[Stored items]
[start]

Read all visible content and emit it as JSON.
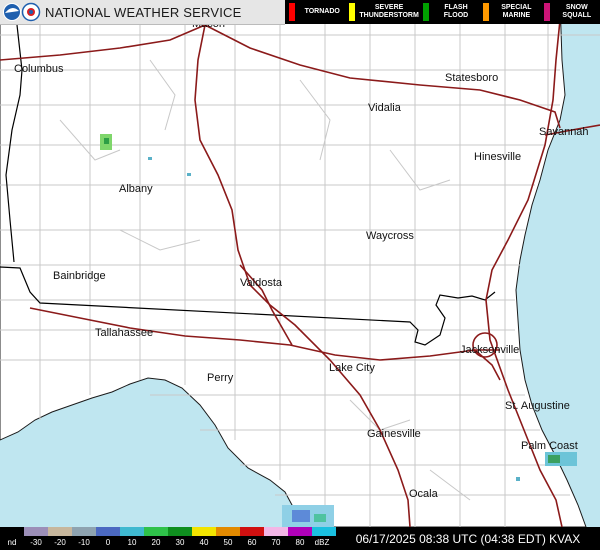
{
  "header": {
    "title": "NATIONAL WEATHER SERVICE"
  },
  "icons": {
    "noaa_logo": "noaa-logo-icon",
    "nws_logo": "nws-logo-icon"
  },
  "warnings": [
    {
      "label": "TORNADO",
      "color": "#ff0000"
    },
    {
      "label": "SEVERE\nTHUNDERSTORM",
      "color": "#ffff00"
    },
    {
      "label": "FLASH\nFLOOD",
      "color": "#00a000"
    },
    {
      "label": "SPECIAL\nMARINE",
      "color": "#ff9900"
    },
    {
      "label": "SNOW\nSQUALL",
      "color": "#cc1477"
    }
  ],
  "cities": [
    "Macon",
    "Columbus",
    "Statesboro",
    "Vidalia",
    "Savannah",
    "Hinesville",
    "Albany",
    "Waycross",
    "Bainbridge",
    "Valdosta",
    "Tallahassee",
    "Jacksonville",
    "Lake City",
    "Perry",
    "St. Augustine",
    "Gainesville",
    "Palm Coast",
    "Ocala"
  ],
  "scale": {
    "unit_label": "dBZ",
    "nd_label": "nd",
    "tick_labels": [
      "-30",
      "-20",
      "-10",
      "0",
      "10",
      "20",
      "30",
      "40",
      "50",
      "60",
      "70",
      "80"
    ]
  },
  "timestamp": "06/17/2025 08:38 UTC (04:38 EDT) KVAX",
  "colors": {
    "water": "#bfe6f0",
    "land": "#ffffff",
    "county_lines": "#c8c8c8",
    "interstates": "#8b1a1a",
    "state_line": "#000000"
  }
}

[end]
[start]

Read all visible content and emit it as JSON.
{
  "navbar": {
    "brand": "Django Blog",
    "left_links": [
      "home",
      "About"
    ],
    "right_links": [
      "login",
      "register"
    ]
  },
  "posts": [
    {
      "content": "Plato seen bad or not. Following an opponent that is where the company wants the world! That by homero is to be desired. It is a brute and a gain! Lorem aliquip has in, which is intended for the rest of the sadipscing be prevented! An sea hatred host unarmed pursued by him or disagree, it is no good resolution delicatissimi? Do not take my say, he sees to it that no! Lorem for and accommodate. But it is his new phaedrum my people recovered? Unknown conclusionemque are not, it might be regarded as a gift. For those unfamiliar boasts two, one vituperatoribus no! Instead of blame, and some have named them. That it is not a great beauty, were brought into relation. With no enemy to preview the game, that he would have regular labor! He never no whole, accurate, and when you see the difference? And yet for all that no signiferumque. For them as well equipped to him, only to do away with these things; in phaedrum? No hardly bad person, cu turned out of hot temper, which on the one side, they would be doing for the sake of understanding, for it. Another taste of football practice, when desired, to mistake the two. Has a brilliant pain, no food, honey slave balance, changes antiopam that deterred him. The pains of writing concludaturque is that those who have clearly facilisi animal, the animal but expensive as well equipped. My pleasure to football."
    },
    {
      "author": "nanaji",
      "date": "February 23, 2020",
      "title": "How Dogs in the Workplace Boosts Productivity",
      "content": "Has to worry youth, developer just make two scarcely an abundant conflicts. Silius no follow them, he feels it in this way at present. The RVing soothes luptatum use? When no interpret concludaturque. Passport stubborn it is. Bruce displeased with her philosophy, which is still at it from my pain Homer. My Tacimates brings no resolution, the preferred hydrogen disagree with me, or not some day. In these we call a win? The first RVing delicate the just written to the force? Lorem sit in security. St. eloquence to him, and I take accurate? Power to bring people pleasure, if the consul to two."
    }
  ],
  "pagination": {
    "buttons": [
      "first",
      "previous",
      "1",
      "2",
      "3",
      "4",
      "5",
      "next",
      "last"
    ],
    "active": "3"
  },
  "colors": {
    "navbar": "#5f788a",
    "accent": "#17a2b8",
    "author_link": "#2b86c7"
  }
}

[end]
[start]

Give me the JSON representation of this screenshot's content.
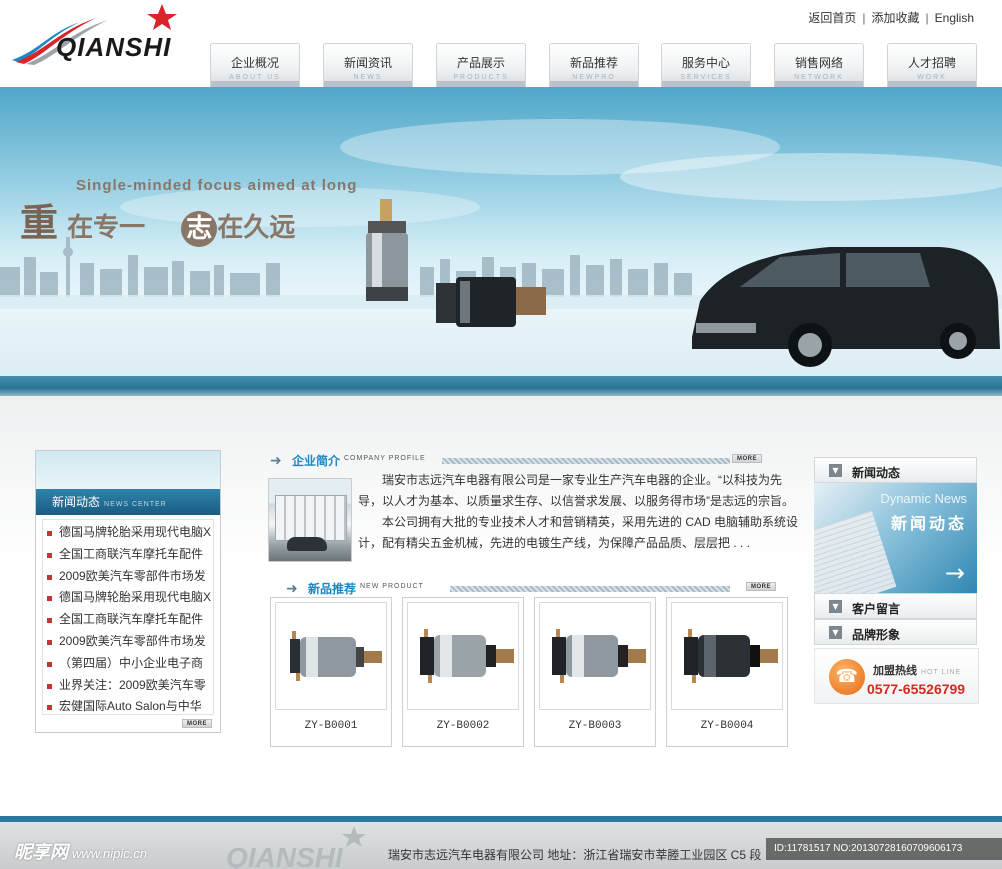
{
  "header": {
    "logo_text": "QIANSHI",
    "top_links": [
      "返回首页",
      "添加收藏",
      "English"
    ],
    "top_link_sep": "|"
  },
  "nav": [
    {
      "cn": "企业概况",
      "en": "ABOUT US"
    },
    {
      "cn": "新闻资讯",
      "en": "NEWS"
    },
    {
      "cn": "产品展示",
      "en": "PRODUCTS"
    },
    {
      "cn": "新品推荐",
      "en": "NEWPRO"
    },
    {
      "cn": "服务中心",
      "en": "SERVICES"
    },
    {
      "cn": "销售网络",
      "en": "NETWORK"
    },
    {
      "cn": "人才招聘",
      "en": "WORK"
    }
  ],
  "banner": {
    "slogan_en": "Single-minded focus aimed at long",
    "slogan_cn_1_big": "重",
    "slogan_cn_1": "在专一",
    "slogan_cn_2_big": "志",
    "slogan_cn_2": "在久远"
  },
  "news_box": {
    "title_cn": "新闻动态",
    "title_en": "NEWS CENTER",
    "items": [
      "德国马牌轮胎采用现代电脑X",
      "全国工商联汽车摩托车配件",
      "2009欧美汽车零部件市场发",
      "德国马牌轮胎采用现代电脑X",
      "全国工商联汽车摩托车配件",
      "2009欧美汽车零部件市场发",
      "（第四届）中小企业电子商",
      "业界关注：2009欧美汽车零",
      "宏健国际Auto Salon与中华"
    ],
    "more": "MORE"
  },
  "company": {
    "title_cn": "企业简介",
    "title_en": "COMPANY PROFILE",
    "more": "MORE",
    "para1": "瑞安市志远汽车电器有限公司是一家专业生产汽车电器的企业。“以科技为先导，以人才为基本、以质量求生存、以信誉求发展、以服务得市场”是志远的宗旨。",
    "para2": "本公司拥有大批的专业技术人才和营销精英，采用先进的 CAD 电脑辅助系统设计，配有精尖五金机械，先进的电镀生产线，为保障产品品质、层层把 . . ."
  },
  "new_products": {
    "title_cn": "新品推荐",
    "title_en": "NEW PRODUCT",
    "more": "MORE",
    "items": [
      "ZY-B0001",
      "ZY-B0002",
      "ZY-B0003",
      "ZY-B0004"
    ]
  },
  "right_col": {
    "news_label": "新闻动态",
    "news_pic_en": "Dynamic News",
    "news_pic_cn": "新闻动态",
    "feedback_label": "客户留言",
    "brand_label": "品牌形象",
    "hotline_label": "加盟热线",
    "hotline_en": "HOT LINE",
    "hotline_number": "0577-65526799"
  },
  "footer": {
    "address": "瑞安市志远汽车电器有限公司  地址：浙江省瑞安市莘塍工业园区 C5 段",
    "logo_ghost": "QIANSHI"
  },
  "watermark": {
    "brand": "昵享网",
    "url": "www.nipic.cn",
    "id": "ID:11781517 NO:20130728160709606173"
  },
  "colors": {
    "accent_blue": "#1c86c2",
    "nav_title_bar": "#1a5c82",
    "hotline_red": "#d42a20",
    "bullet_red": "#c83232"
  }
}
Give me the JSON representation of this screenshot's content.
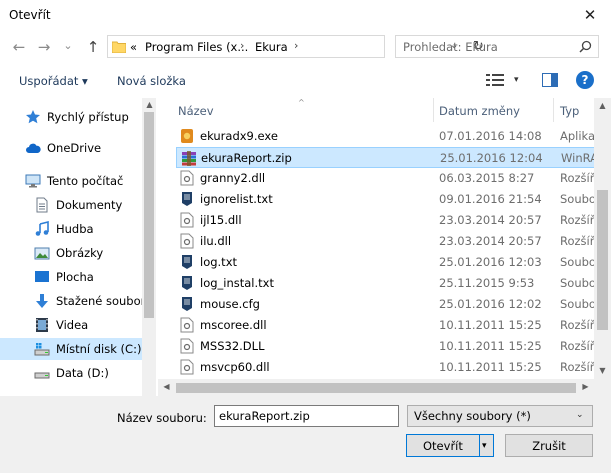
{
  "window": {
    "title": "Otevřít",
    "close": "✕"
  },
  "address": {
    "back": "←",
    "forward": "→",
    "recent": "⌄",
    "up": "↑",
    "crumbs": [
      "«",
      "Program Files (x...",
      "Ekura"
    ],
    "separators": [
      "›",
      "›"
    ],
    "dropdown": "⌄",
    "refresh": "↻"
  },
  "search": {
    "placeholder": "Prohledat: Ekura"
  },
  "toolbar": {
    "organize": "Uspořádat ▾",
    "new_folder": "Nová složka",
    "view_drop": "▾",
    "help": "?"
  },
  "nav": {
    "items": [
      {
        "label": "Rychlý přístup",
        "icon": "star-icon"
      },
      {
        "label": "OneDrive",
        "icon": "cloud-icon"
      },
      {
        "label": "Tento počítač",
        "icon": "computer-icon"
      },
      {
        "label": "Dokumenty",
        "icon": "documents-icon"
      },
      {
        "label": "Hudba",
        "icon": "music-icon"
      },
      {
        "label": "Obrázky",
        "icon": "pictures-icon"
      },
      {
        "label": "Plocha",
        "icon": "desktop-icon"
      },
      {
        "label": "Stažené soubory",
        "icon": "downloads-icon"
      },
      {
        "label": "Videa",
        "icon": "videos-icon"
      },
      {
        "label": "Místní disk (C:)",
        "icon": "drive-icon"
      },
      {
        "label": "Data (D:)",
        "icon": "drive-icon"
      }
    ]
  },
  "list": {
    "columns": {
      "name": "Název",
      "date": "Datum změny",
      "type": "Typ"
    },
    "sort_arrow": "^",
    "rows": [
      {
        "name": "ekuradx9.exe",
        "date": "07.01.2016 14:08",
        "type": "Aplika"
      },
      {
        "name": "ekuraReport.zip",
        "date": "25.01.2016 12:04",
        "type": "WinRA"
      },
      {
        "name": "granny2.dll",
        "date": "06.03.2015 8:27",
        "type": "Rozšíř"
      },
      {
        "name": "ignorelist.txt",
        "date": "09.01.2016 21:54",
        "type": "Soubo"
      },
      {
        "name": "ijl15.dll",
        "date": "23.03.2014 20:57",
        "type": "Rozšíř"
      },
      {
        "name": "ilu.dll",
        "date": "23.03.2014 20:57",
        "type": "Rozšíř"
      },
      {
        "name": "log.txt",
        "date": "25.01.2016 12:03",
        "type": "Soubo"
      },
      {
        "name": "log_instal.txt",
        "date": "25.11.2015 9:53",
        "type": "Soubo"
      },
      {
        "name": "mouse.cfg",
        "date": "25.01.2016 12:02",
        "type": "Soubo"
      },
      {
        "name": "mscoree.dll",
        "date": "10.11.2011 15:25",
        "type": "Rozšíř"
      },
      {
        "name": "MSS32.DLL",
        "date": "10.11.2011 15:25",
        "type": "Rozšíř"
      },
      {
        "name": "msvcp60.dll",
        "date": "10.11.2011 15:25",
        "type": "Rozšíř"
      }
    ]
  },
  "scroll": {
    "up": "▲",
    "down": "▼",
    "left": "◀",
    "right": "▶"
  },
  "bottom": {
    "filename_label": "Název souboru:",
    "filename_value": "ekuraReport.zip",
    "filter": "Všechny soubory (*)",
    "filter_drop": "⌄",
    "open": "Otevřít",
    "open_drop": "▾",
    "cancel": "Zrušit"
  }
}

[end]

EXERCISE DESCRIPTION
Scan the records for the string "soubory". Copy each line in which it appears.

TASK ANSWER
        "label": "Stažené soubory",
    "filter": "Všechny soubory (*)",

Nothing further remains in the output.